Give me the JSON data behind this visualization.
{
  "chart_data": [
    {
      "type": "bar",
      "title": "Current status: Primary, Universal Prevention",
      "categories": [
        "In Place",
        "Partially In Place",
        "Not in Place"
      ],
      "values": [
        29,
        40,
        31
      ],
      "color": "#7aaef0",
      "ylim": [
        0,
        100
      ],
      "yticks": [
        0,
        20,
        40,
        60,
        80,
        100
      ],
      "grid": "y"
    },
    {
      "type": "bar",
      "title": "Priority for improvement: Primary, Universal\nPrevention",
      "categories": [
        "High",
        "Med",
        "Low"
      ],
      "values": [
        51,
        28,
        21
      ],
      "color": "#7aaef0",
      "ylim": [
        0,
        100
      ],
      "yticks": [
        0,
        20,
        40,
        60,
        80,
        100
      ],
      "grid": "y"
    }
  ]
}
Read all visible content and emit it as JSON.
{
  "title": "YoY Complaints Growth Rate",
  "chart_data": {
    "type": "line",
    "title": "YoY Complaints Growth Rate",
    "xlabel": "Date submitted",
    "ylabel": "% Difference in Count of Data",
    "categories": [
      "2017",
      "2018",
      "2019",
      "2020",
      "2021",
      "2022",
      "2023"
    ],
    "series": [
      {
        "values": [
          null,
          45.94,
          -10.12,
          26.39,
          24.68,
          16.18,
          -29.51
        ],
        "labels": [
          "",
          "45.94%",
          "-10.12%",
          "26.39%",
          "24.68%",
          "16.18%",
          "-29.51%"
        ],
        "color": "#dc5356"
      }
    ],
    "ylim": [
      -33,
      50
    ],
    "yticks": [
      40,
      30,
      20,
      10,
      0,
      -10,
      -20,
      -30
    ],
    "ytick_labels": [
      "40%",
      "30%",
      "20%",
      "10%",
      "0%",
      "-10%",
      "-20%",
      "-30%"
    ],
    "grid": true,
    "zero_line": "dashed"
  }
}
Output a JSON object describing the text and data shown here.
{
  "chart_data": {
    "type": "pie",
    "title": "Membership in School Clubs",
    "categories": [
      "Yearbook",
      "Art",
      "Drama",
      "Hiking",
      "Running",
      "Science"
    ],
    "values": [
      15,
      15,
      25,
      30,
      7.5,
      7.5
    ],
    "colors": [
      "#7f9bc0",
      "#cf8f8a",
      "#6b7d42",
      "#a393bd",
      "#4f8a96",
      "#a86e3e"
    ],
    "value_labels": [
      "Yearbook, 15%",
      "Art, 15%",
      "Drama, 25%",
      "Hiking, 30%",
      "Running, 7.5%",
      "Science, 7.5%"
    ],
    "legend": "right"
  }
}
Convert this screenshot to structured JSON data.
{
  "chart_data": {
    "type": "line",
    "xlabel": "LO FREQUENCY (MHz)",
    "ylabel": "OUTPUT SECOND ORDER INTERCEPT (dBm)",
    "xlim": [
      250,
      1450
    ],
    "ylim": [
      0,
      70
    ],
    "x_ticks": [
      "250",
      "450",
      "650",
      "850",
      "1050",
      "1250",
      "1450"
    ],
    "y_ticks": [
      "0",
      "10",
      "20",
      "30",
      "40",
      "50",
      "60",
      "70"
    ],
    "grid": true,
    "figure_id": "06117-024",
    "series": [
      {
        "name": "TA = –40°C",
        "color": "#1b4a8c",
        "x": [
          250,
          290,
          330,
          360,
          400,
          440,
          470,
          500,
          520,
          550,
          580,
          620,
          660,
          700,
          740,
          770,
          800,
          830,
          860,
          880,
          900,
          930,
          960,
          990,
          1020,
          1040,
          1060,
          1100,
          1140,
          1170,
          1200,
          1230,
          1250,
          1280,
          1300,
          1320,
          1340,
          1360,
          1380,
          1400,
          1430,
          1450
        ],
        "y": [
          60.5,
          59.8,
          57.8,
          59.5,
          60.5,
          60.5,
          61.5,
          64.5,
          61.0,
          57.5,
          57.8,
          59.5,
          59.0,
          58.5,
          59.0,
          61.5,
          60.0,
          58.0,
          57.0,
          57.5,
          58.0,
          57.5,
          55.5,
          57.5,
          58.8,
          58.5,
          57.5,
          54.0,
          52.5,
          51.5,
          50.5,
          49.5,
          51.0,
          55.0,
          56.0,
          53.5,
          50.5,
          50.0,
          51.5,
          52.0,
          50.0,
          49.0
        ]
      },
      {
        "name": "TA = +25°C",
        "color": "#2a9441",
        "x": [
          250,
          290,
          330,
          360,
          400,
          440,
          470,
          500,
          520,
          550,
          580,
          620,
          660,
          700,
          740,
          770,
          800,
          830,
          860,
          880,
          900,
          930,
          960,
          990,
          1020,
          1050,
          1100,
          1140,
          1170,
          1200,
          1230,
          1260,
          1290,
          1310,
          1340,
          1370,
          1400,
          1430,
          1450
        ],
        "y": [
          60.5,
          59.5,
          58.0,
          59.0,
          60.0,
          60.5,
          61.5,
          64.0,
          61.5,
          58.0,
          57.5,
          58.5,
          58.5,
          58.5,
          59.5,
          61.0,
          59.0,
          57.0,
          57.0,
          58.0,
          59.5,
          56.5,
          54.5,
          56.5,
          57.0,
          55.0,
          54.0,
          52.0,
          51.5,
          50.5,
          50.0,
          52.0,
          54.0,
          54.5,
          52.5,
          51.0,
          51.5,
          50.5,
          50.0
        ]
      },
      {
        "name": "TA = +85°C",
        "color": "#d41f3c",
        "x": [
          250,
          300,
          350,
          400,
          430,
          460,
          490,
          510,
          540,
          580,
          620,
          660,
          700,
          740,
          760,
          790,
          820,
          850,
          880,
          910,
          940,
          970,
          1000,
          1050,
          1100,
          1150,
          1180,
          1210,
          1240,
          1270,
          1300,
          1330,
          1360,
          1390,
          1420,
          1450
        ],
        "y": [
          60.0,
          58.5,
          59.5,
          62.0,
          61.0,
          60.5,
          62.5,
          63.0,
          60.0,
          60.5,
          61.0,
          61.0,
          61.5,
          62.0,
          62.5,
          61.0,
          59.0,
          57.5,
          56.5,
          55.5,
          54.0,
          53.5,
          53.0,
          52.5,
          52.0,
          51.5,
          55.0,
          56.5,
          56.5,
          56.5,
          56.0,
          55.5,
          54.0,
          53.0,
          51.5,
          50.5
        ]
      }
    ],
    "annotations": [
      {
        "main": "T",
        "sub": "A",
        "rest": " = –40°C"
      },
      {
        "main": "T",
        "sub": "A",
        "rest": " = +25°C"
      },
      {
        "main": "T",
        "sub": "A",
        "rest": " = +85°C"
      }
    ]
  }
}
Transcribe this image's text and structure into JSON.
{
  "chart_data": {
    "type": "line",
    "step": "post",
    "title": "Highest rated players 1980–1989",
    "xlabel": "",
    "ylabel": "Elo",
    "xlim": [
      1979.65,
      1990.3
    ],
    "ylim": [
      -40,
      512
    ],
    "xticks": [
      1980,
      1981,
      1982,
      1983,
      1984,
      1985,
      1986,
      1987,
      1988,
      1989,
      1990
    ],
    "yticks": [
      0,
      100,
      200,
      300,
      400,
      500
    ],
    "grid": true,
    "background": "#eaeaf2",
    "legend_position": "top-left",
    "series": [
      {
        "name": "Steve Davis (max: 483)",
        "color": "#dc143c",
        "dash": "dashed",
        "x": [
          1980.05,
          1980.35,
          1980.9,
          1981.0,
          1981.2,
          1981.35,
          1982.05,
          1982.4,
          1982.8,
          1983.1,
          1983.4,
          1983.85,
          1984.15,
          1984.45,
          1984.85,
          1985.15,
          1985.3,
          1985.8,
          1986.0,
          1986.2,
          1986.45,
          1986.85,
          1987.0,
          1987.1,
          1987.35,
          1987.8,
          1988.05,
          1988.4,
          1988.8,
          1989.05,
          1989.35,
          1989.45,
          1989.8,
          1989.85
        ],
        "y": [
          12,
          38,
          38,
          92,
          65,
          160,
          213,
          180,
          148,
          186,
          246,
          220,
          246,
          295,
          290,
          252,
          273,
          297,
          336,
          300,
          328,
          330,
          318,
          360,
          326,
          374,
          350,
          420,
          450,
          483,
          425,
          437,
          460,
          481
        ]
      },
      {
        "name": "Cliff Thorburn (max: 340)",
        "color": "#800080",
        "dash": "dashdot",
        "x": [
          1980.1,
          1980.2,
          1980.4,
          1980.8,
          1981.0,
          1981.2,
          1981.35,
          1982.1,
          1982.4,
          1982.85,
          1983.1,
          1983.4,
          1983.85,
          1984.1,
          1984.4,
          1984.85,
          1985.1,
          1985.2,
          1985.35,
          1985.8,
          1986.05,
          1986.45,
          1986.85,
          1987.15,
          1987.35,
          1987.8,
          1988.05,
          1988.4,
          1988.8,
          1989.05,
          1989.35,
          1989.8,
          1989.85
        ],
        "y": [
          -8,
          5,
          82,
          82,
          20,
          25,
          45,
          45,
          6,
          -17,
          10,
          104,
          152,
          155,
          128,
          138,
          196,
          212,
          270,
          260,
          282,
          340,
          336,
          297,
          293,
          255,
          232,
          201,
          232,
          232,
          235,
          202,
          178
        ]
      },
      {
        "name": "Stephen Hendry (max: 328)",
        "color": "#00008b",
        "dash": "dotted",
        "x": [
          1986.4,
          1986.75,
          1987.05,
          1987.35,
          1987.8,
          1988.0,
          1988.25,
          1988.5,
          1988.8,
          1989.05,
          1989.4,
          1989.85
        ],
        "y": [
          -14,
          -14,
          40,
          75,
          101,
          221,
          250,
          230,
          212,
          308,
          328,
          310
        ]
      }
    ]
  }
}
------------
» WHAT YOU WILL DO:
Report back each line of the entries that holds the string "name".

» RESULT OF THIS EXERCISE:
        "name": "TA = –40°C",
        "name": "TA = +25°C",
        "name": "TA = +85°C",
        "name": "Steve Davis (max: 483)",
        "name": "Cliff Thorburn (max: 340)",
        "name": "Stephen Hendry (max: 328)",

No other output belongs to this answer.